--- TASK PROMPT ---
The entire listing is to be repeated verbatim.

#### SUPPLIED INFORMATION ####

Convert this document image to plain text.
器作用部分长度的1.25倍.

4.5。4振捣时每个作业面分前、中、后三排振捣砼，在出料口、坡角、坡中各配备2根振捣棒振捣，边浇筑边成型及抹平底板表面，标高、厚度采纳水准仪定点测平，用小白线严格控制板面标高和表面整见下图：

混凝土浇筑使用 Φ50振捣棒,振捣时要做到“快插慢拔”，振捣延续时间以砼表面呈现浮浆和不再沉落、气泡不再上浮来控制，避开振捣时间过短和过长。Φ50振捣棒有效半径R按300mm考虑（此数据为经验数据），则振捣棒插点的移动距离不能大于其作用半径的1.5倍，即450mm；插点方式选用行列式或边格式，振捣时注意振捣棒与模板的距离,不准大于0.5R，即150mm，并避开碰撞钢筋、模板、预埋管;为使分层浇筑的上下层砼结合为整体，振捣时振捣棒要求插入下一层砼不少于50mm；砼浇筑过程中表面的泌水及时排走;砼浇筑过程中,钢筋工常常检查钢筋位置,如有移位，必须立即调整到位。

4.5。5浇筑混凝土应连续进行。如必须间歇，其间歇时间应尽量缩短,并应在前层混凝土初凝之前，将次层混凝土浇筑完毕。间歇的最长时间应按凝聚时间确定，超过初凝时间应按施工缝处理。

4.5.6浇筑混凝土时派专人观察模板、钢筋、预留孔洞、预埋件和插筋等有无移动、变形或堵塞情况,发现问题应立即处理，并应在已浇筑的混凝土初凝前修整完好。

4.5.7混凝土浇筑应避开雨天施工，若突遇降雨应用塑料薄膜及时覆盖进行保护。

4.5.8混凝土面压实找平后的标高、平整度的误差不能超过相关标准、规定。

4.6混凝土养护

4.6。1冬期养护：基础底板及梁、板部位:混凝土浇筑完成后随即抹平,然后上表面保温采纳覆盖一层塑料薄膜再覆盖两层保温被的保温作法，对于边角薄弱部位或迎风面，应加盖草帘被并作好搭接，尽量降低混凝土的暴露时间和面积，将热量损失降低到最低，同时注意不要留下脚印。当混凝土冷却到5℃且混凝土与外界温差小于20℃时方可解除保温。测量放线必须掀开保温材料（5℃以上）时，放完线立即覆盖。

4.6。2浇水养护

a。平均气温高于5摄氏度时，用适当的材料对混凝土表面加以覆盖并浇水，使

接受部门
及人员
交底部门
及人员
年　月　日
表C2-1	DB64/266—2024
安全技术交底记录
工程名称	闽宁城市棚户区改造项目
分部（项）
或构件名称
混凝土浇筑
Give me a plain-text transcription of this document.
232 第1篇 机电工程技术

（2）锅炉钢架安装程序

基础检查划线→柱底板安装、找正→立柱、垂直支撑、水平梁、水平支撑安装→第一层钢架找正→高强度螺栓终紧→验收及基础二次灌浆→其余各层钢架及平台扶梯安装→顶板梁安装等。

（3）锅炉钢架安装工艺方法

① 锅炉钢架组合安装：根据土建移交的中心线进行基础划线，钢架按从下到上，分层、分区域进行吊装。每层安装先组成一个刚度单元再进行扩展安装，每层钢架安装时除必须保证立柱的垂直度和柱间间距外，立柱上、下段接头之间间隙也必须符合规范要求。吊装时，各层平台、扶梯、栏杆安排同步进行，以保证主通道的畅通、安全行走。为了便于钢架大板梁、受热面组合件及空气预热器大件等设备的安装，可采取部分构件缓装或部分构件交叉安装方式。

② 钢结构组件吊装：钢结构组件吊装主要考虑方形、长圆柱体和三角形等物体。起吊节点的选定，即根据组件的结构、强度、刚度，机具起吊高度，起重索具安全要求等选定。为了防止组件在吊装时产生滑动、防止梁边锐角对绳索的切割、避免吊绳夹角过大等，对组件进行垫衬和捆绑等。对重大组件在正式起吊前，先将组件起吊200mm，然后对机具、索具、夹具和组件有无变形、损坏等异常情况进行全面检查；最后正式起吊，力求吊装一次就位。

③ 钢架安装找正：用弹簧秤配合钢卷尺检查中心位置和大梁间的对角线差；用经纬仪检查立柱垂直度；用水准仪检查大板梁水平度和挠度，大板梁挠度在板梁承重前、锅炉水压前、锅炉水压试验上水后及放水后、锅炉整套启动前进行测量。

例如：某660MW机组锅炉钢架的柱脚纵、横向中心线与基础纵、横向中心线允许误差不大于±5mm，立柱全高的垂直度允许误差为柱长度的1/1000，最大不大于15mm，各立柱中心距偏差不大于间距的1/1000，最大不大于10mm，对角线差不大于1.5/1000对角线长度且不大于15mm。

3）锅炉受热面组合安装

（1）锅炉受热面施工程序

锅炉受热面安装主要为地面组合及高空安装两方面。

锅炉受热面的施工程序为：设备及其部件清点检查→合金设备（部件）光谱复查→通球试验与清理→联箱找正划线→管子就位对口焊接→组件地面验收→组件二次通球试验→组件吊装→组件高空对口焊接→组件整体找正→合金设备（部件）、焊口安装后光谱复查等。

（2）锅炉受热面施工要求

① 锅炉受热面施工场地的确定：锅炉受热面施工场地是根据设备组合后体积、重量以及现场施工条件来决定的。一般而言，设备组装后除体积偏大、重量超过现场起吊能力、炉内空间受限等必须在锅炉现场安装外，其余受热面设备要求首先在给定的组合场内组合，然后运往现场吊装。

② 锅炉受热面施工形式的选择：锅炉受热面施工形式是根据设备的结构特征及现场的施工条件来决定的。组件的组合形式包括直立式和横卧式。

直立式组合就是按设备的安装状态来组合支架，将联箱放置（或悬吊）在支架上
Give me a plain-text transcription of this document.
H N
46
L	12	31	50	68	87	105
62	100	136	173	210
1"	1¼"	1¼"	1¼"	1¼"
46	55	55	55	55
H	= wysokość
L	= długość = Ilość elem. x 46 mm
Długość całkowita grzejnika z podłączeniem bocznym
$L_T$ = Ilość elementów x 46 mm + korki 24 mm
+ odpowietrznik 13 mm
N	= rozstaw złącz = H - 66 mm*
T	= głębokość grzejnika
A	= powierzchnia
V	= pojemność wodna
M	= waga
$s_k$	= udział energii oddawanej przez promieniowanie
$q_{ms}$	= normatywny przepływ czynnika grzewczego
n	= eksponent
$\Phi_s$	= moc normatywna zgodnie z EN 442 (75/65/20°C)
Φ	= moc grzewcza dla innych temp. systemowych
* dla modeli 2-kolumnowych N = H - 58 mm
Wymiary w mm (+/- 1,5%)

####

--- RESPONSE ---
Convert this document image to plain text.
器作用部分长度的1.25倍.

4.5。4振捣时每个作业面分前、中、后三排振捣砼，在出料口、坡角、坡中各配备2根振捣棒振捣，边浇筑边成型及抹平底板表面，标高、厚度采纳水准仪定点测平，用小白线严格控制板面标高和表面整见下图：

混凝土浇筑使用 Φ50振捣棒,振捣时要做到“快插慢拔”，振捣延续时间以砼表面呈现浮浆和不再沉落、气泡不再上浮来控制，避开振捣时间过短和过长。Φ50振捣棒有效半径R按300mm考虑（此数据为经验数据），则振捣棒插点的移动距离不能大于其作用半径的1.5倍，即450mm；插点方式选用行列式或边格式，振捣时注意振捣棒与模板的距离,不准大于0.5R，即150mm，并避开碰撞钢筋、模板、预埋管;为使分层浇筑的上下层砼结合为整体，振捣时振捣棒要求插入下一层砼不少于50mm；砼浇筑过程中表面的泌水及时排走;砼浇筑过程中,钢筋工常常检查钢筋位置,如有移位，必须立即调整到位。

4.5。5浇筑混凝土应连续进行。如必须间歇，其间歇时间应尽量缩短,并应在前层混凝土初凝之前，将次层混凝土浇筑完毕。间歇的最长时间应按凝聚时间确定，超过初凝时间应按施工缝处理。

4.5.6浇筑混凝土时派专人观察模板、钢筋、预留孔洞、预埋件和插筋等有无移动、变形或堵塞情况,发现问题应立即处理，并应在已浇筑的混凝土初凝前修整完好。

4.5.7混凝土浇筑应避开雨天施工，若突遇降雨应用塑料薄膜及时覆盖进行保护。

4.5.8混凝土面压实找平后的标高、平整度的误差不能超过相关标准、规定。

4.6混凝土养护

4.6。1冬期养护：基础底板及梁、板部位:混凝土浇筑完成后随即抹平,然后上表面保温采纳覆盖一层塑料薄膜再覆盖两层保温被的保温作法，对于边角薄弱部位或迎风面，应加盖草帘被并作好搭接，尽量降低混凝土的暴露时间和面积，将热量损失降低到最低，同时注意不要留下脚印。当混凝土冷却到5℃且混凝土与外界温差小于20℃时方可解除保温。测量放线必须掀开保温材料（5℃以上）时，放完线立即覆盖。

4.6。2浇水养护

a。平均气温高于5摄氏度时，用适当的材料对混凝土表面加以覆盖并浇水，使

接受部门
及人员
交底部门
及人员
年　月　日
表C2-1	DB64/266—2024
安全技术交底记录
工程名称	闽宁城市棚户区改造项目
分部（项）
或构件名称
混凝土浇筑
Give me a plain-text transcription of this document.
232 第1篇 机电工程技术

（2）锅炉钢架安装程序

基础检查划线→柱底板安装、找正→立柱、垂直支撑、水平梁、水平支撑安装→第一层钢架找正→高强度螺栓终紧→验收及基础二次灌浆→其余各层钢架及平台扶梯安装→顶板梁安装等。

（3）锅炉钢架安装工艺方法

① 锅炉钢架组合安装：根据土建移交的中心线进行基础划线，钢架按从下到上，分层、分区域进行吊装。每层安装先组成一个刚度单元再进行扩展安装，每层钢架安装时除必须保证立柱的垂直度和柱间间距外，立柱上、下段接头之间间隙也必须符合规范要求。吊装时，各层平台、扶梯、栏杆安排同步进行，以保证主通道的畅通、安全行走。为了便于钢架大板梁、受热面组合件及空气预热器大件等设备的安装，可采取部分构件缓装或部分构件交叉安装方式。

② 钢结构组件吊装：钢结构组件吊装主要考虑方形、长圆柱体和三角形等物体。起吊节点的选定，即根据组件的结构、强度、刚度，机具起吊高度，起重索具安全要求等选定。为了防止组件在吊装时产生滑动、防止梁边锐角对绳索的切割、避免吊绳夹角过大等，对组件进行垫衬和捆绑等。对重大组件在正式起吊前，先将组件起吊200mm，然后对机具、索具、夹具和组件有无变形、损坏等异常情况进行全面检查；最后正式起吊，力求吊装一次就位。

③ 钢架安装找正：用弹簧秤配合钢卷尺检查中心位置和大梁间的对角线差；用经纬仪检查立柱垂直度；用水准仪检查大板梁水平度和挠度，大板梁挠度在板梁承重前、锅炉水压前、锅炉水压试验上水后及放水后、锅炉整套启动前进行测量。

例如：某660MW机组锅炉钢架的柱脚纵、横向中心线与基础纵、横向中心线允许误差不大于±5mm，立柱全高的垂直度允许误差为柱长度的1/1000，最大不大于15mm，各立柱中心距偏差不大于间距的1/1000，最大不大于10mm，对角线差不大于1.5/1000对角线长度且不大于15mm。

3）锅炉受热面组合安装

（1）锅炉受热面施工程序

锅炉受热面安装主要为地面组合及高空安装两方面。

锅炉受热面的施工程序为：设备及其部件清点检查→合金设备（部件）光谱复查→通球试验与清理→联箱找正划线→管子就位对口焊接→组件地面验收→组件二次通球试验→组件吊装→组件高空对口焊接→组件整体找正→合金设备（部件）、焊口安装后光谱复查等。

（2）锅炉受热面施工要求

① 锅炉受热面施工场地的确定：锅炉受热面施工场地是根据设备组合后体积、重量以及现场施工条件来决定的。一般而言，设备组装后除体积偏大、重量超过现场起吊能力、炉内空间受限等必须在锅炉现场安装外，其余受热面设备要求首先在给定的组合场内组合，然后运往现场吊装。

② 锅炉受热面施工形式的选择：锅炉受热面施工形式是根据设备的结构特征及现场的施工条件来决定的。组件的组合形式包括直立式和横卧式。

直立式组合就是按设备的安装状态来组合支架，将联箱放置（或悬吊）在支架上
Give me a plain-text transcription of this document.
H N
46
L	12	31	50	68	87	105
62	100	136	173	210
1"	1¼"	1¼"	1¼"	1¼"
46	55	55	55	55
H	= wysokość
L	= długość = Ilość elem. x 46 mm
Długość całkowita grzejnika z podłączeniem bocznym
$L_T$ = Ilość elementów x 46 mm + korki 24 mm
+ odpowietrznik 13 mm
N	= rozstaw złącz = H - 66 mm*
T	= głębokość grzejnika
A	= powierzchnia
V	= pojemność wodna
M	= waga
$s_k$	= udział energii oddawanej przez promieniowanie
$q_{ms}$	= normatywny przepływ czynnika grzewczego
n	= eksponent
$\Phi_s$	= moc normatywna zgodnie z EN 442 (75/65/20°C)
Φ	= moc grzewcza dla innych temp. systemowych
* dla modeli 2-kolumnowych N = H - 58 mm
Wymiary w mm (+/- 1,5%)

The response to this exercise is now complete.